* AIM OF THE TASK *
Reproduce, character for character, the part of the material below that opens with the line containing "bar-puts xyxy=(424,121,433,351)" and closes with the line containing "x-tick-label: 24000 xyxy=(270,358,304,392)", including both of those lines.

* LISTING *

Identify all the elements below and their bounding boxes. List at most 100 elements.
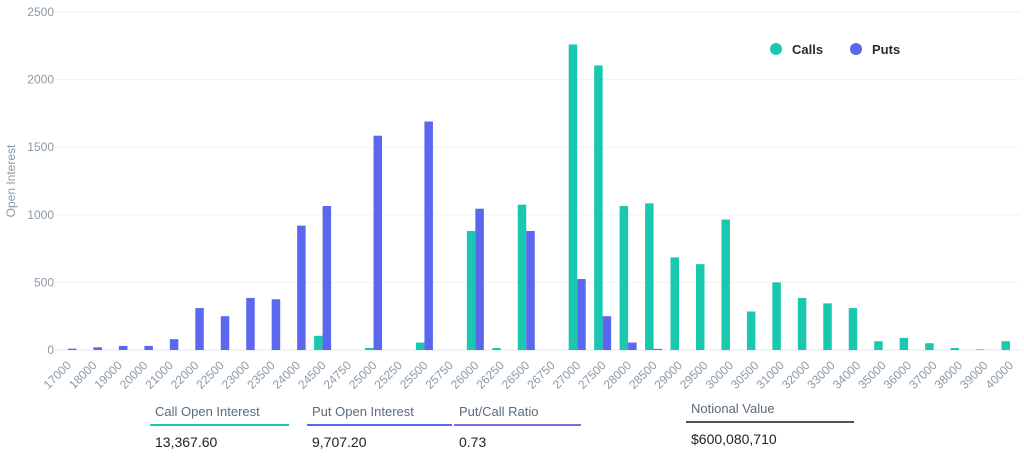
bar-puts xyxy=(424,121,433,351)
bar-puts xyxy=(271,299,281,350)
x-tick-label: 21000 xyxy=(142,358,176,392)
legend-label-puts: Puts xyxy=(872,42,900,57)
bar-puts xyxy=(246,297,255,350)
stat-value: 0.73 xyxy=(459,434,487,450)
x-tick-label: 26250 xyxy=(473,358,507,392)
bar-calls xyxy=(797,297,807,350)
bar-puts xyxy=(653,348,663,350)
bar-puts xyxy=(322,206,332,350)
x-tick-label: 23500 xyxy=(244,358,278,392)
x-tick-label: 28000 xyxy=(601,358,635,392)
bar-calls xyxy=(823,303,832,350)
bar-puts xyxy=(93,347,102,350)
stat-put-call-ratio: Put/Call Ratio 0.73 xyxy=(454,404,581,450)
bar-calls xyxy=(492,347,501,350)
bar-calls xyxy=(848,308,858,350)
x-tick-label: 29000 xyxy=(652,358,686,392)
bar-calls xyxy=(365,347,374,350)
y-tick-label: 1500 xyxy=(27,140,54,154)
stat-label: Call Open Interest xyxy=(150,404,289,426)
bar-calls xyxy=(645,203,654,350)
legend-marker-puts xyxy=(850,43,862,55)
stat-value: 13,367.60 xyxy=(155,434,218,450)
x-tick-label: 27000 xyxy=(550,358,584,392)
bar-puts xyxy=(475,208,484,350)
bar-calls xyxy=(772,282,781,350)
x-tick-label: 24000 xyxy=(270,358,304,392)
bar-calls xyxy=(594,65,603,351)
x-tick-label: 36000 xyxy=(881,358,915,392)
open-interest-chart: 0 500 1000 1500 2000 2500 Open Interest 1700018… xyxy=(4,5,1020,392)
x-tick-label: 20000 xyxy=(117,358,151,392)
x-tick-label: 37000 xyxy=(906,358,940,392)
bar-calls xyxy=(976,349,985,350)
x-tick-label: 32000 xyxy=(779,358,813,392)
x-tick-label: 25750 xyxy=(423,358,457,392)
legend-label-calls: Calls xyxy=(792,42,823,57)
bar-puts xyxy=(144,345,153,350)
stat-label: Put Open Interest xyxy=(307,404,452,426)
x-tick-label: 35000 xyxy=(855,358,889,392)
x-tick-label: 28500 xyxy=(626,358,660,392)
y-tick-label: 0 xyxy=(47,343,54,357)
x-tick-label: 29500 xyxy=(677,358,711,392)
x-tick-label: 39000 xyxy=(957,358,991,392)
bar-calls xyxy=(874,341,883,350)
y-tick-label: 2500 xyxy=(27,5,54,19)
bar-puts xyxy=(220,316,230,350)
y-axis-label: Open Interest xyxy=(4,144,18,217)
stat-label: Notional Value xyxy=(686,401,854,423)
x-tick-label: 19000 xyxy=(92,358,126,392)
x-tick-label: 25250 xyxy=(372,358,406,392)
stat-notional-value: Notional Value $600,080,710 xyxy=(686,401,854,447)
x-tick-label: 38000 xyxy=(932,358,966,392)
x-tick-label: 24500 xyxy=(295,358,329,392)
bar-puts xyxy=(195,308,204,350)
bar-puts xyxy=(577,279,586,350)
bar-puts xyxy=(628,342,637,350)
x-tick-label: 27500 xyxy=(575,358,609,392)
x-tick-label: 17000 xyxy=(41,358,75,392)
bar-puts xyxy=(602,316,612,350)
y-tick-label: 2000 xyxy=(27,73,54,87)
bar-calls xyxy=(517,204,527,350)
bar-calls xyxy=(466,231,476,350)
bar-calls xyxy=(1001,341,1010,350)
bar-calls xyxy=(568,44,578,350)
bar-calls xyxy=(415,342,425,350)
bar-puts xyxy=(297,225,306,350)
x-tick-label: 25000 xyxy=(346,358,380,392)
bar-calls xyxy=(670,257,680,350)
bar-puts xyxy=(526,231,535,350)
x-tick-label: 33000 xyxy=(804,358,838,392)
legend-marker-calls xyxy=(770,43,782,55)
x-tick-label: 40000 xyxy=(983,358,1017,392)
x-tick-label: 26500 xyxy=(499,358,533,392)
x-tick-label: 23000 xyxy=(219,358,253,392)
x-tick-label: 26750 xyxy=(524,358,558,392)
x-tick-label: 34000 xyxy=(830,358,864,392)
y-tick-label: 1000 xyxy=(27,208,54,222)
x-tick-label: 31000 xyxy=(753,358,787,392)
bar-calls xyxy=(314,335,323,350)
x-tick-label: 22000 xyxy=(168,358,202,392)
x-tick-label: 26000 xyxy=(448,358,482,392)
bar-calls xyxy=(695,264,705,350)
x-tick-label: 25500 xyxy=(397,358,431,392)
x-tick-label: 30000 xyxy=(703,358,737,392)
x-tick-label: 22500 xyxy=(193,358,227,392)
y-tick-label: 500 xyxy=(34,275,54,289)
stat-put-open-interest: Put Open Interest 9,707.20 xyxy=(307,404,452,450)
x-tick-label: 24750 xyxy=(321,358,355,392)
bar-calls xyxy=(950,347,960,350)
stat-label: Put/Call Ratio xyxy=(454,404,581,426)
bar-calls xyxy=(746,311,756,350)
bar-calls xyxy=(899,337,909,350)
bar-calls xyxy=(619,206,629,350)
bar-puts xyxy=(68,348,77,350)
x-tick-label: 18000 xyxy=(66,358,100,392)
bar-calls xyxy=(721,219,730,350)
stat-call-open-interest: Call Open Interest 13,367.60 xyxy=(150,404,289,450)
stat-value: 9,707.20 xyxy=(312,434,367,450)
stat-value: $600,080,710 xyxy=(691,431,777,447)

* SOLUTION TO THE EXERCISE *
bar-puts xyxy=(424,121,433,351)
bar-puts xyxy=(271,299,281,350)
x-tick-label: 21000 xyxy=(142,358,176,392)
legend-label-puts: Puts xyxy=(872,42,900,57)
bar-puts xyxy=(246,297,255,350)
stat-value: 0.73 xyxy=(459,434,487,450)
x-tick-label: 26250 xyxy=(473,358,507,392)
bar-calls xyxy=(797,297,807,350)
bar-puts xyxy=(653,348,663,350)
bar-puts xyxy=(322,206,332,350)
x-tick-label: 23500 xyxy=(244,358,278,392)
x-tick-label: 28000 xyxy=(601,358,635,392)
bar-calls xyxy=(823,303,832,350)
bar-puts xyxy=(93,347,102,350)
stat-put-call-ratio: Put/Call Ratio 0.73 xyxy=(454,404,581,450)
bar-calls xyxy=(492,347,501,350)
bar-calls xyxy=(848,308,858,350)
x-tick-label: 29000 xyxy=(652,358,686,392)
bar-calls xyxy=(365,347,374,350)
y-tick-label: 1500 xyxy=(27,140,54,154)
stat-label: Call Open Interest xyxy=(150,404,289,426)
bar-calls xyxy=(645,203,654,350)
legend-marker-puts xyxy=(850,43,862,55)
stat-value: 13,367.60 xyxy=(155,434,218,450)
x-tick-label: 27000 xyxy=(550,358,584,392)
bar-puts xyxy=(475,208,484,350)
bar-calls xyxy=(772,282,781,350)
x-tick-label: 24000 xyxy=(270,358,304,392)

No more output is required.